• _EXERCISE AIM_
Emit the data below verbatim, stripping out any pictures.

• _DATASET EXCERPTS_

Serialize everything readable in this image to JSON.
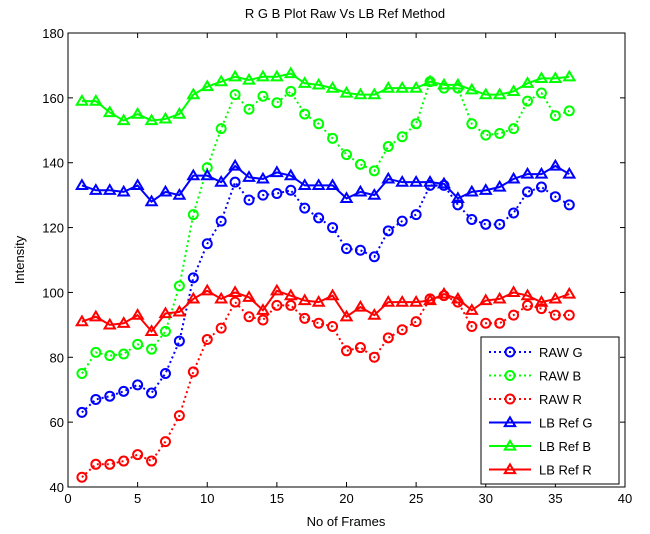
{
  "chart_data": {
    "type": "line",
    "title": "R G B Plot Raw Vs LB Ref Method",
    "xlabel": "No of Frames",
    "ylabel": "Intensity",
    "xlim": [
      0,
      40
    ],
    "ylim": [
      40,
      180
    ],
    "xticks": [
      0,
      5,
      10,
      15,
      20,
      25,
      30,
      35,
      40
    ],
    "yticks": [
      40,
      60,
      80,
      100,
      120,
      140,
      160,
      180
    ],
    "grid": false,
    "legend_position": "bottom-right",
    "x": [
      1,
      2,
      3,
      4,
      5,
      6,
      7,
      8,
      9,
      10,
      11,
      12,
      13,
      14,
      15,
      16,
      17,
      18,
      19,
      20,
      21,
      22,
      23,
      24,
      25,
      26,
      27,
      28,
      29,
      30,
      31,
      32,
      33,
      34,
      35,
      36
    ],
    "series": [
      {
        "name": "RAW G",
        "color": "#0000ff",
        "style": "dotted",
        "marker": "circle",
        "values": [
          63,
          67,
          68,
          69.5,
          71.5,
          69,
          75,
          85,
          104.5,
          115,
          122,
          134,
          128.5,
          130,
          130.5,
          131.5,
          126,
          123,
          120,
          113.5,
          113,
          111,
          119,
          122,
          124,
          133,
          133,
          127,
          122.5,
          121,
          121,
          124.5,
          131,
          132.5,
          129.5,
          127
        ]
      },
      {
        "name": "RAW B",
        "color": "#00ff00",
        "style": "dotted",
        "marker": "circle",
        "values": [
          75,
          81.5,
          80.5,
          81,
          84,
          82.5,
          88,
          102,
          124,
          138.5,
          150.5,
          161,
          156.5,
          160.5,
          158.5,
          162,
          155,
          152,
          147.5,
          142.5,
          139.5,
          137.5,
          145,
          148,
          152,
          165,
          163,
          163,
          152,
          148.5,
          149,
          150.5,
          159,
          161.5,
          154.5,
          156
        ]
      },
      {
        "name": "RAW R",
        "color": "#ff0000",
        "style": "dotted",
        "marker": "circle",
        "values": [
          43,
          47,
          47,
          48,
          50,
          48,
          54,
          62,
          75.5,
          85.5,
          89,
          97,
          92.5,
          91.5,
          96,
          96,
          92,
          90.5,
          89.5,
          82,
          83,
          80,
          86,
          88.5,
          91,
          98,
          99,
          97,
          89.5,
          90.5,
          90.5,
          93,
          96,
          95,
          93,
          93
        ]
      },
      {
        "name": "LB Ref G",
        "color": "#0000ff",
        "style": "solid",
        "marker": "triangle",
        "values": [
          133,
          131.5,
          131.5,
          131,
          133,
          128,
          131,
          130,
          136,
          136,
          134,
          139,
          135.5,
          135,
          137,
          136,
          133,
          133,
          133,
          129,
          131,
          130,
          135,
          134,
          134,
          134,
          133.5,
          129,
          131,
          131.5,
          132.5,
          135,
          136.5,
          136.5,
          139,
          136.5
        ]
      },
      {
        "name": "LB Ref B",
        "color": "#00ff00",
        "style": "solid",
        "marker": "triangle",
        "values": [
          159,
          159,
          155.5,
          153,
          155,
          153,
          153.5,
          155,
          161,
          163.5,
          165,
          166.5,
          165.5,
          166.5,
          166.5,
          167.5,
          164.5,
          164,
          163,
          161.5,
          161,
          161,
          163,
          163,
          163,
          165,
          164,
          164,
          162.5,
          161,
          161,
          162,
          164.5,
          166,
          166,
          166.5
        ]
      },
      {
        "name": "LB Ref R",
        "color": "#ff0000",
        "style": "solid",
        "marker": "triangle",
        "values": [
          91,
          92.5,
          90,
          90.5,
          93,
          88,
          93.5,
          94,
          98,
          100.5,
          98,
          100,
          98.5,
          94.5,
          100.5,
          99,
          97.5,
          97,
          99,
          92.5,
          95.5,
          93,
          97,
          97,
          97,
          97.5,
          99.5,
          98,
          94.5,
          97.5,
          98,
          100,
          99,
          97,
          98,
          99.5
        ]
      }
    ]
  }
}
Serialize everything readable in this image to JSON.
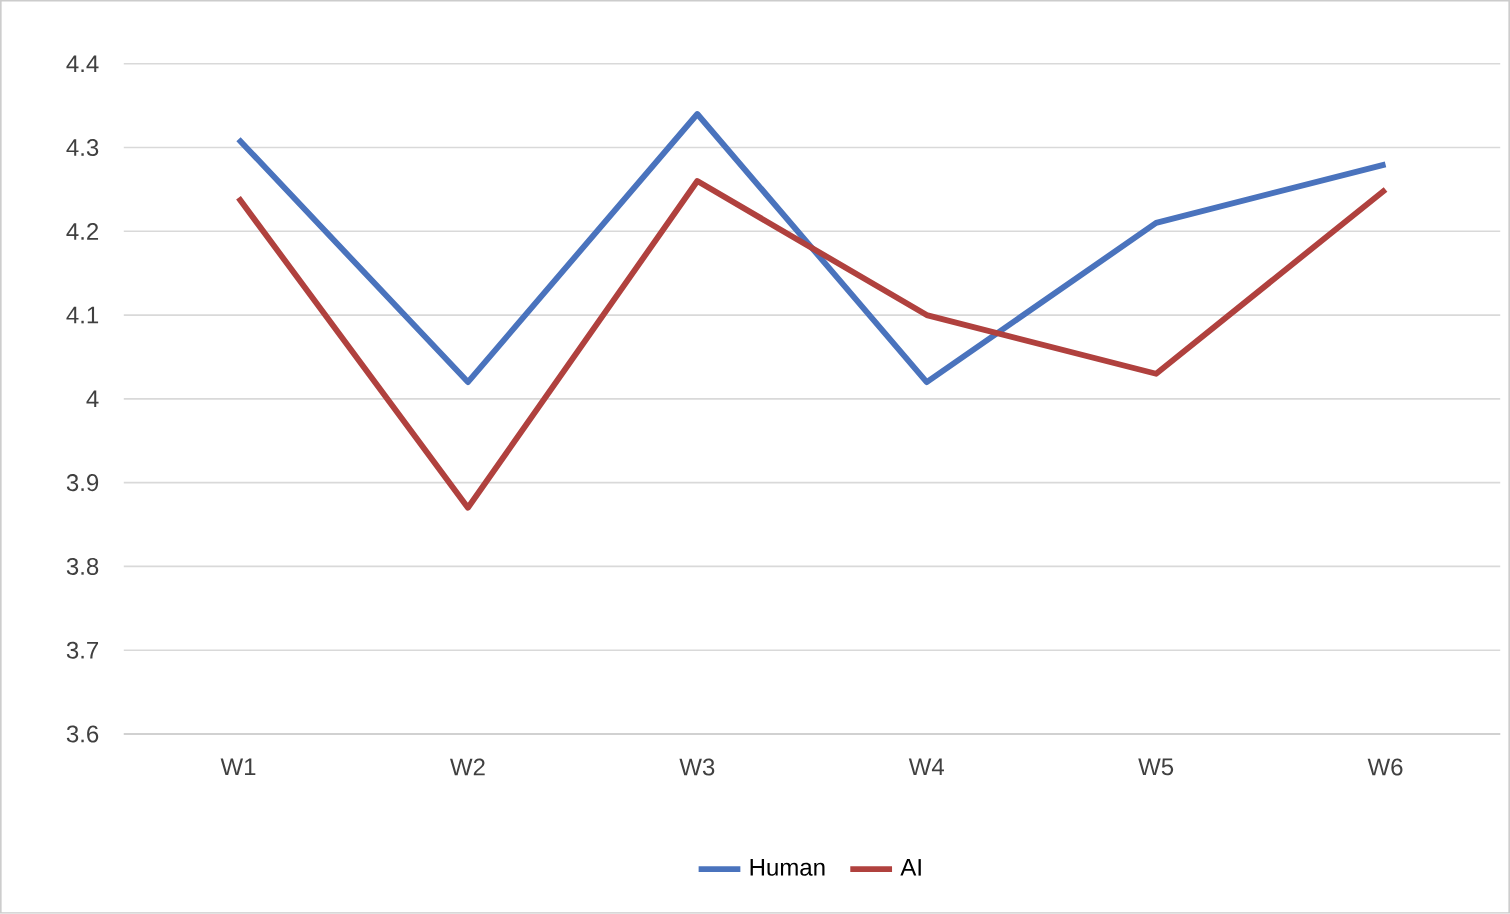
{
  "chart_data": {
    "type": "line",
    "categories": [
      "W1",
      "W2",
      "W3",
      "W4",
      "W5",
      "W6"
    ],
    "series": [
      {
        "name": "Human",
        "color": "#4a73bd",
        "values": [
          4.31,
          4.02,
          4.34,
          4.02,
          4.21,
          4.28
        ]
      },
      {
        "name": "AI",
        "color": "#b0413e",
        "values": [
          4.24,
          3.87,
          4.26,
          4.1,
          4.03,
          4.25
        ]
      }
    ],
    "ylim": [
      3.6,
      4.4
    ],
    "yticks": [
      3.6,
      3.7,
      3.8,
      3.9,
      4,
      4.1,
      4.2,
      4.3,
      4.4
    ],
    "grid": "y",
    "legend": "bottom",
    "marker": "none",
    "line_style": "solid"
  }
}
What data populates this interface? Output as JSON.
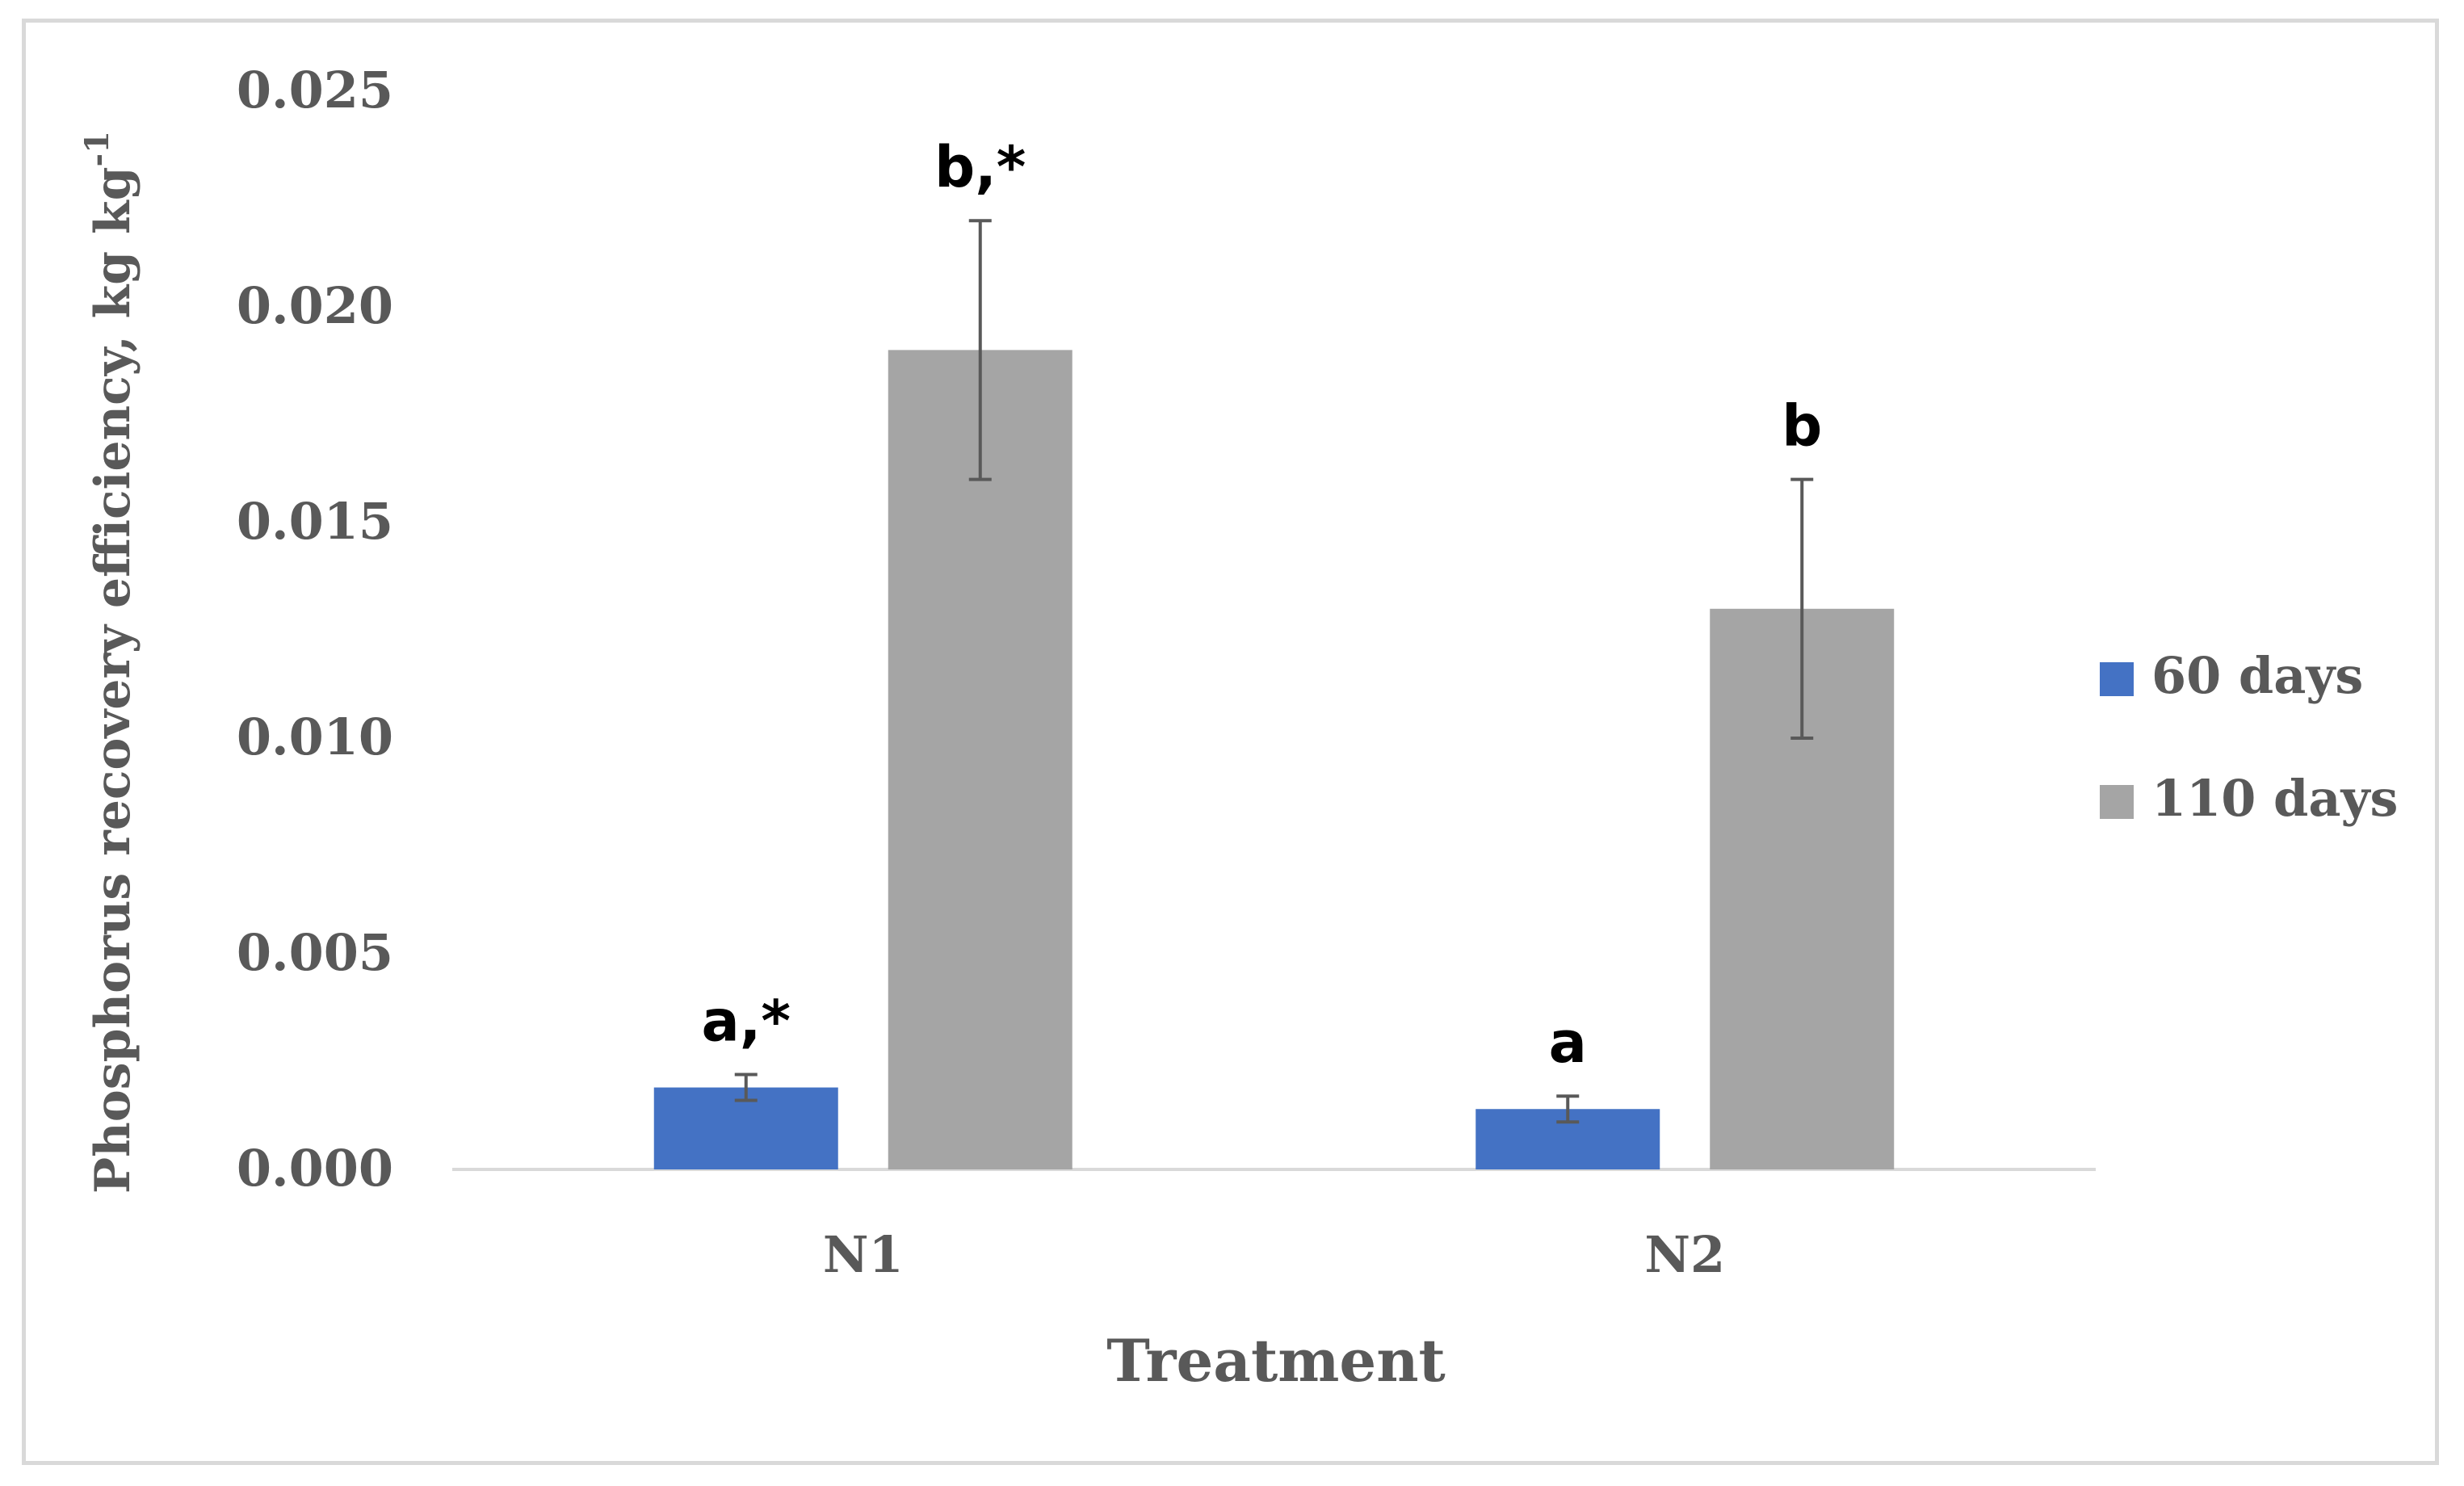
{
  "chart_data": {
    "type": "bar",
    "title": "",
    "xlabel": "Treatment",
    "ylabel": "Phosphorus recovery efficiency, kg kg",
    "ylabel_superscript": "-1",
    "categories": [
      "N1",
      "N2"
    ],
    "ylim": [
      0,
      0.025
    ],
    "yticks": [
      "0.000",
      "0.005",
      "0.010",
      "0.015",
      "0.020",
      "0.025"
    ],
    "ytick_values": [
      0,
      0.005,
      0.01,
      0.015,
      0.02,
      0.025
    ],
    "grid": false,
    "legend_position": "right",
    "series": [
      {
        "name": "60 days",
        "color": "#4472c4",
        "values": [
          0.0019,
          0.0014
        ],
        "errors": [
          0.0003,
          0.0003
        ],
        "annotations": [
          "a,*",
          "a"
        ]
      },
      {
        "name": "110 days",
        "color": "#a5a5a5",
        "values": [
          0.019,
          0.013
        ],
        "errors": [
          0.003,
          0.003
        ],
        "annotations": [
          "b,*",
          "b"
        ]
      }
    ]
  }
}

• _SOLUTION_
Serialize everything readable in this image to JSON.
{
  "chart_data": {
    "type": "line",
    "title": "R G B Plot Raw Vs LB Ref Method",
    "xlabel": "No of Frames",
    "ylabel": "Intensity",
    "xlim": [
      0,
      40
    ],
    "ylim": [
      40,
      180
    ],
    "xticks": [
      0,
      5,
      10,
      15,
      20,
      25,
      30,
      35,
      40
    ],
    "yticks": [
      40,
      60,
      80,
      100,
      120,
      140,
      160,
      180
    ],
    "grid": false,
    "legend_position": "bottom-right",
    "x": [
      1,
      2,
      3,
      4,
      5,
      6,
      7,
      8,
      9,
      10,
      11,
      12,
      13,
      14,
      15,
      16,
      17,
      18,
      19,
      20,
      21,
      22,
      23,
      24,
      25,
      26,
      27,
      28,
      29,
      30,
      31,
      32,
      33,
      34,
      35,
      36
    ],
    "series": [
      {
        "name": "RAW G",
        "color": "#0000ff",
        "style": "dotted",
        "marker": "circle",
        "values": [
          63,
          67,
          68,
          69.5,
          71.5,
          69,
          75,
          85,
          104.5,
          115,
          122,
          134,
          128.5,
          130,
          130.5,
          131.5,
          126,
          123,
          120,
          113.5,
          113,
          111,
          119,
          122,
          124,
          133,
          133,
          127,
          122.5,
          121,
          121,
          124.5,
          131,
          132.5,
          129.5,
          127
        ]
      },
      {
        "name": "RAW B",
        "color": "#00ff00",
        "style": "dotted",
        "marker": "circle",
        "values": [
          75,
          81.5,
          80.5,
          81,
          84,
          82.5,
          88,
          102,
          124,
          138.5,
          150.5,
          161,
          156.5,
          160.5,
          158.5,
          162,
          155,
          152,
          147.5,
          142.5,
          139.5,
          137.5,
          145,
          148,
          152,
          165,
          163,
          163,
          152,
          148.5,
          149,
          150.5,
          159,
          161.5,
          154.5,
          156
        ]
      },
      {
        "name": "RAW R",
        "color": "#ff0000",
        "style": "dotted",
        "marker": "circle",
        "values": [
          43,
          47,
          47,
          48,
          50,
          48,
          54,
          62,
          75.5,
          85.5,
          89,
          97,
          92.5,
          91.5,
          96,
          96,
          92,
          90.5,
          89.5,
          82,
          83,
          80,
          86,
          88.5,
          91,
          98,
          99,
          97,
          89.5,
          90.5,
          90.5,
          93,
          96,
          95,
          93,
          93
        ]
      },
      {
        "name": "LB Ref G",
        "color": "#0000ff",
        "style": "solid",
        "marker": "triangle",
        "values": [
          133,
          131.5,
          131.5,
          131,
          133,
          128,
          131,
          130,
          136,
          136,
          134,
          139,
          135.5,
          135,
          137,
          136,
          133,
          133,
          133,
          129,
          131,
          130,
          135,
          134,
          134,
          134,
          133.5,
          129,
          131,
          131.5,
          132.5,
          135,
          136.5,
          136.5,
          139,
          136.5
        ]
      },
      {
        "name": "LB Ref B",
        "color": "#00ff00",
        "style": "solid",
        "marker": "triangle",
        "values": [
          159,
          159,
          155.5,
          153,
          155,
          153,
          153.5,
          155,
          161,
          163.5,
          165,
          166.5,
          165.5,
          166.5,
          166.5,
          167.5,
          164.5,
          164,
          163,
          161.5,
          161,
          161,
          163,
          163,
          163,
          165,
          164,
          164,
          162.5,
          161,
          161,
          162,
          164.5,
          166,
          166,
          166.5
        ]
      },
      {
        "name": "LB Ref R",
        "color": "#ff0000",
        "style": "solid",
        "marker": "triangle",
        "values": [
          91,
          92.5,
          90,
          90.5,
          93,
          88,
          93.5,
          94,
          98,
          100.5,
          98,
          100,
          98.5,
          94.5,
          100.5,
          99,
          97.5,
          97,
          99,
          92.5,
          95.5,
          93,
          97,
          97,
          97,
          97.5,
          99.5,
          98,
          94.5,
          97.5,
          98,
          100,
          99,
          97,
          98,
          99.5
        ]
      }
    ]
  }
}
Serialize everything readable in this image to JSON.
{
  "chart_data": {
    "type": "line",
    "categories": [
      "W1",
      "W2",
      "W3",
      "W4",
      "W5",
      "W6"
    ],
    "series": [
      {
        "name": "Human",
        "color": "#4a73bd",
        "values": [
          4.31,
          4.02,
          4.34,
          4.02,
          4.21,
          4.28
        ]
      },
      {
        "name": "AI",
        "color": "#b0413e",
        "values": [
          4.24,
          3.87,
          4.26,
          4.1,
          4.03,
          4.25
        ]
      }
    ],
    "ylim": [
      3.6,
      4.4
    ],
    "yticks": [
      3.6,
      3.7,
      3.8,
      3.9,
      4,
      4.1,
      4.2,
      4.3,
      4.4
    ],
    "grid": "y",
    "legend": "bottom",
    "marker": "none",
    "line_style": "solid"
  }
}
What data populates this interface? Output as JSON.
{
  "chart_data": {
    "type": "bar",
    "title": "",
    "xlabel": "Treatment",
    "ylabel": "Phosphorus recovery efficiency, kg kg",
    "ylabel_superscript": "-1",
    "categories": [
      "N1",
      "N2"
    ],
    "ylim": [
      0,
      0.025
    ],
    "yticks": [
      "0.000",
      "0.005",
      "0.010",
      "0.015",
      "0.020",
      "0.025"
    ],
    "ytick_values": [
      0,
      0.005,
      0.01,
      0.015,
      0.02,
      0.025
    ],
    "grid": false,
    "legend_position": "right",
    "series": [
      {
        "name": "60 days",
        "color": "#4472c4",
        "values": [
          0.0019,
          0.0014
        ],
        "errors": [
          0.0003,
          0.0003
        ],
        "annotations": [
          "a,*",
          "a"
        ]
      },
      {
        "name": "110 days",
        "color": "#a5a5a5",
        "values": [
          0.019,
          0.013
        ],
        "errors": [
          0.003,
          0.003
        ],
        "annotations": [
          "b,*",
          "b"
        ]
      }
    ]
  }
}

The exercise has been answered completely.